THE REQUEST — Repeat each line word for word.

GIVEN INFORMATION —
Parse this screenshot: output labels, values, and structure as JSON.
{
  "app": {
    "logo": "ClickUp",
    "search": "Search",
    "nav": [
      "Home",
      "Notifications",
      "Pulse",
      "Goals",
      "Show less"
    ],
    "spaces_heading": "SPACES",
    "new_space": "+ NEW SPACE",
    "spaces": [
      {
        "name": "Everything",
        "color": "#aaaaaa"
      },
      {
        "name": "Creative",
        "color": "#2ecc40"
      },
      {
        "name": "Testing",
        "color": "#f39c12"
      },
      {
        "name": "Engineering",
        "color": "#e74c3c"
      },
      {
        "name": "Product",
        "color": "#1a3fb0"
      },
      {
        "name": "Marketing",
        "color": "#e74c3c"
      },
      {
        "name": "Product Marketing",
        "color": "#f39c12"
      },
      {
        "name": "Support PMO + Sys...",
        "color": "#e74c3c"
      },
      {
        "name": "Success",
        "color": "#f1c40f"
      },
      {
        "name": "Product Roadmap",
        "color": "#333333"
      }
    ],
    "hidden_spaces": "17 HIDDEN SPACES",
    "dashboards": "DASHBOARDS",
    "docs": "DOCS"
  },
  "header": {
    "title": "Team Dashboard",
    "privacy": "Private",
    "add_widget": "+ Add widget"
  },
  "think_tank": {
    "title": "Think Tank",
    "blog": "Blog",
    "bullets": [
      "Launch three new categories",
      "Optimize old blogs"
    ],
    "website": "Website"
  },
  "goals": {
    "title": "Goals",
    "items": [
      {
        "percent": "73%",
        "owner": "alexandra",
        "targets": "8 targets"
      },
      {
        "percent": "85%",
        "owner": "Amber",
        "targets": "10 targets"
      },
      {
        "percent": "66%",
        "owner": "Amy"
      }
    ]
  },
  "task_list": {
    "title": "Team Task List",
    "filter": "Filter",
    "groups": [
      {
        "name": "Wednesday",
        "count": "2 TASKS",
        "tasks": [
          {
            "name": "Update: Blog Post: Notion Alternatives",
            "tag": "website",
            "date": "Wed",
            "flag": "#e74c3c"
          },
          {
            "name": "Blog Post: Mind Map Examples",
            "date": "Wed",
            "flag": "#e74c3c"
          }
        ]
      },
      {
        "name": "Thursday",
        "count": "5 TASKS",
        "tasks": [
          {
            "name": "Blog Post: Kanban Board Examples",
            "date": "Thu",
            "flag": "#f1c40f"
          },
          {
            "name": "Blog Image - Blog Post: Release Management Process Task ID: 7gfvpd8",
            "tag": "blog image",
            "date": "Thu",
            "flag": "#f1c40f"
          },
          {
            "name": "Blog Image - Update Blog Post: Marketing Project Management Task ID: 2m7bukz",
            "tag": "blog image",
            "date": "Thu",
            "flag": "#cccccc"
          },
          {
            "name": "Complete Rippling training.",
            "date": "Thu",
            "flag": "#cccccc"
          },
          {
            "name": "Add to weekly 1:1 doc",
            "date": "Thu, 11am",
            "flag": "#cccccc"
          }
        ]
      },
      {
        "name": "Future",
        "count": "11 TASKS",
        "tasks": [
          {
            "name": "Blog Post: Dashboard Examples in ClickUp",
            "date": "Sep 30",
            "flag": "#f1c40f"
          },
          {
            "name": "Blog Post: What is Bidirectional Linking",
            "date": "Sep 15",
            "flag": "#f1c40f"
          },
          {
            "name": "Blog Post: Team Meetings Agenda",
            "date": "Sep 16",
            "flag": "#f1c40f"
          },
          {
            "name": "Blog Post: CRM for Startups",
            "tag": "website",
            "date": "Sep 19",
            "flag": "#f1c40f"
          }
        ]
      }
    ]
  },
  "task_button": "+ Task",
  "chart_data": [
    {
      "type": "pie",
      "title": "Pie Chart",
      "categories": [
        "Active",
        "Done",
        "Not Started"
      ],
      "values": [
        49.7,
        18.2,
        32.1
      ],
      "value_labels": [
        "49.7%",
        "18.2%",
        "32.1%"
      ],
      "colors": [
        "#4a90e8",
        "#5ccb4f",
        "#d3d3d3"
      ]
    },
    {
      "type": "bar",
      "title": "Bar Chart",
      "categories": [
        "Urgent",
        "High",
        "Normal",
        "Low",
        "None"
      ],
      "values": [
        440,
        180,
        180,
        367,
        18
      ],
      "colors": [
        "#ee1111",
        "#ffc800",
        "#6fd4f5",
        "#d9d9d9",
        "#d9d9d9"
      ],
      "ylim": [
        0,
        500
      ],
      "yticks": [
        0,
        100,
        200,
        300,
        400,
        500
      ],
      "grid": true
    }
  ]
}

RESPONSE —
Parse this screenshot: output labels, values, and structure as JSON.
{
  "app": {
    "logo": "ClickUp",
    "search": "Search",
    "nav": [
      "Home",
      "Notifications",
      "Pulse",
      "Goals",
      "Show less"
    ],
    "spaces_heading": "SPACES",
    "new_space": "+ NEW SPACE",
    "spaces": [
      {
        "name": "Everything",
        "color": "#aaaaaa"
      },
      {
        "name": "Creative",
        "color": "#2ecc40"
      },
      {
        "name": "Testing",
        "color": "#f39c12"
      },
      {
        "name": "Engineering",
        "color": "#e74c3c"
      },
      {
        "name": "Product",
        "color": "#1a3fb0"
      },
      {
        "name": "Marketing",
        "color": "#e74c3c"
      },
      {
        "name": "Product Marketing",
        "color": "#f39c12"
      },
      {
        "name": "Support PMO + Sys...",
        "color": "#e74c3c"
      },
      {
        "name": "Success",
        "color": "#f1c40f"
      },
      {
        "name": "Product Roadmap",
        "color": "#333333"
      }
    ],
    "hidden_spaces": "17 HIDDEN SPACES",
    "dashboards": "DASHBOARDS",
    "docs": "DOCS"
  },
  "header": {
    "title": "Team Dashboard",
    "privacy": "Private",
    "add_widget": "+ Add widget"
  },
  "think_tank": {
    "title": "Think Tank",
    "blog": "Blog",
    "bullets": [
      "Launch three new categories",
      "Optimize old blogs"
    ],
    "website": "Website"
  },
  "goals": {
    "title": "Goals",
    "items": [
      {
        "percent": "73%",
        "owner": "alexandra",
        "targets": "8 targets"
      },
      {
        "percent": "85%",
        "owner": "Amber",
        "targets": "10 targets"
      },
      {
        "percent": "66%",
        "owner": "Amy"
      }
    ]
  },
  "task_list": {
    "title": "Team Task List",
    "filter": "Filter",
    "groups": [
      {
        "name": "Wednesday",
        "count": "2 TASKS",
        "tasks": [
          {
            "name": "Update: Blog Post: Notion Alternatives",
            "tag": "website",
            "date": "Wed",
            "flag": "#e74c3c"
          },
          {
            "name": "Blog Post: Mind Map Examples",
            "date": "Wed",
            "flag": "#e74c3c"
          }
        ]
      },
      {
        "name": "Thursday",
        "count": "5 TASKS",
        "tasks": [
          {
            "name": "Blog Post: Kanban Board Examples",
            "date": "Thu",
            "flag": "#f1c40f"
          },
          {
            "name": "Blog Image - Blog Post: Release Management Process Task ID: 7gfvpd8",
            "tag": "blog image",
            "date": "Thu",
            "flag": "#f1c40f"
          },
          {
            "name": "Blog Image - Update Blog Post: Marketing Project Management Task ID: 2m7bukz",
            "tag": "blog image",
            "date": "Thu",
            "flag": "#cccccc"
          },
          {
            "name": "Complete Rippling training.",
            "date": "Thu",
            "flag": "#cccccc"
          },
          {
            "name": "Add to weekly 1:1 doc",
            "date": "Thu, 11am",
            "flag": "#cccccc"
          }
        ]
      },
      {
        "name": "Future",
        "count": "11 TASKS",
        "tasks": [
          {
            "name": "Blog Post: Dashboard Examples in ClickUp",
            "date": "Sep 30",
            "flag": "#f1c40f"
          },
          {
            "name": "Blog Post: What is Bidirectional Linking",
            "date": "Sep 15",
            "flag": "#f1c40f"
          },
          {
            "name": "Blog Post: Team Meetings Agenda",
            "date": "Sep 16",
            "flag": "#f1c40f"
          },
          {
            "name": "Blog Post: CRM for Startups",
            "tag": "website",
            "date": "Sep 19",
            "flag": "#f1c40f"
          }
        ]
      }
    ]
  },
  "task_button": "+ Task",
  "chart_data": [
    {
      "type": "pie",
      "title": "Pie Chart",
      "categories": [
        "Active",
        "Done",
        "Not Started"
      ],
      "values": [
        49.7,
        18.2,
        32.1
      ],
      "value_labels": [
        "49.7%",
        "18.2%",
        "32.1%"
      ],
      "colors": [
        "#4a90e8",
        "#5ccb4f",
        "#d3d3d3"
      ]
    },
    {
      "type": "bar",
      "title": "Bar Chart",
      "categories": [
        "Urgent",
        "High",
        "Normal",
        "Low",
        "None"
      ],
      "values": [
        440,
        180,
        180,
        367,
        18
      ],
      "colors": [
        "#ee1111",
        "#ffc800",
        "#6fd4f5",
        "#d9d9d9",
        "#d9d9d9"
      ],
      "ylim": [
        0,
        500
      ],
      "yticks": [
        0,
        100,
        200,
        300,
        400,
        500
      ],
      "grid": true
    }
  ]
}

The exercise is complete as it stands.